→ SUPPLIED RECORDS

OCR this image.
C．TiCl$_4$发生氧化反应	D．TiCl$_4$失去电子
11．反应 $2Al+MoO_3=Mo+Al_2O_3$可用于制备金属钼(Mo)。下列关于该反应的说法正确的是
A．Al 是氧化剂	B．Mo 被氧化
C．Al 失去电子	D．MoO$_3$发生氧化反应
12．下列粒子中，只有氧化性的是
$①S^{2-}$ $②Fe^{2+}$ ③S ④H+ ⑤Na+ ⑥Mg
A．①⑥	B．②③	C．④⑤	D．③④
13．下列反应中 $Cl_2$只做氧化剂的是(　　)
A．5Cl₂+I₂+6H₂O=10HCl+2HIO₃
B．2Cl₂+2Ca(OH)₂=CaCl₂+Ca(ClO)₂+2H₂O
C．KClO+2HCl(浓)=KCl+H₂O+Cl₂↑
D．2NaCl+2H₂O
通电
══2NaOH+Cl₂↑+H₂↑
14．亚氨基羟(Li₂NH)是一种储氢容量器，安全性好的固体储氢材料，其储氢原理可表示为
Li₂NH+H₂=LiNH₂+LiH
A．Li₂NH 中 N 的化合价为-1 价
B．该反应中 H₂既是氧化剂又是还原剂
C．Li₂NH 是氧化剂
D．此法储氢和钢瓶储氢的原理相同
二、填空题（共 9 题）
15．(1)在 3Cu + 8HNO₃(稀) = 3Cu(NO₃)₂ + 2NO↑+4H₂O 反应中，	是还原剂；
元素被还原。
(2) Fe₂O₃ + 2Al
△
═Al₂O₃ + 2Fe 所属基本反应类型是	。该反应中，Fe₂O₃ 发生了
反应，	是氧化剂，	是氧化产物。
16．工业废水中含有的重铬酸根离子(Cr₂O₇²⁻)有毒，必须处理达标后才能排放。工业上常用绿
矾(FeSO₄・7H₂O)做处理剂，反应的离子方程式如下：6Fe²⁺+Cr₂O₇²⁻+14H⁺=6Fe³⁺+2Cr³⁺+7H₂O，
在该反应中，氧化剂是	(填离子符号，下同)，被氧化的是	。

→ WHAT IS BEING ASKED
Transcribe every entry verbatim.

→ WRITTEN SOLUTION
OCR this image.
C．TiCl$_4$发生氧化反应	D．TiCl$_4$失去电子
11．反应 $2Al+MoO_3=Mo+Al_2O_3$可用于制备金属钼(Mo)。下列关于该反应的说法正确的是
A．Al 是氧化剂	B．Mo 被氧化
C．Al 失去电子	D．MoO$_3$发生氧化反应
12．下列粒子中，只有氧化性的是
$①S^{2-}$ $②Fe^{2+}$ ③S ④H+ ⑤Na+ ⑥Mg
A．①⑥	B．②③	C．④⑤	D．③④
13．下列反应中 $Cl_2$只做氧化剂的是(　　)
A．5Cl₂+I₂+6H₂O=10HCl+2HIO₃
B．2Cl₂+2Ca(OH)₂=CaCl₂+Ca(ClO)₂+2H₂O
C．KClO+2HCl(浓)=KCl+H₂O+Cl₂↑
D．2NaCl+2H₂O
通电
══2NaOH+Cl₂↑+H₂↑
14．亚氨基羟(Li₂NH)是一种储氢容量器，安全性好的固体储氢材料，其储氢原理可表示为
Li₂NH+H₂=LiNH₂+LiH
A．Li₂NH 中 N 的化合价为-1 价
B．该反应中 H₂既是氧化剂又是还原剂
C．Li₂NH 是氧化剂
D．此法储氢和钢瓶储氢的原理相同
二、填空题（共 9 题）
15．(1)在 3Cu + 8HNO₃(稀) = 3Cu(NO₃)₂ + 2NO↑+4H₂O 反应中，	是还原剂；
元素被还原。
(2) Fe₂O₃ + 2Al
△
═Al₂O₃ + 2Fe 所属基本反应类型是	。该反应中，Fe₂O₃ 发生了
反应，	是氧化剂，	是氧化产物。
16．工业废水中含有的重铬酸根离子(Cr₂O₇²⁻)有毒，必须处理达标后才能排放。工业上常用绿
矾(FeSO₄・7H₂O)做处理剂，反应的离子方程式如下：6Fe²⁺+Cr₂O₇²⁻+14H⁺=6Fe³⁺+2Cr³⁺+7H₂O，
在该反应中，氧化剂是	(填离子符号，下同)，被氧化的是	。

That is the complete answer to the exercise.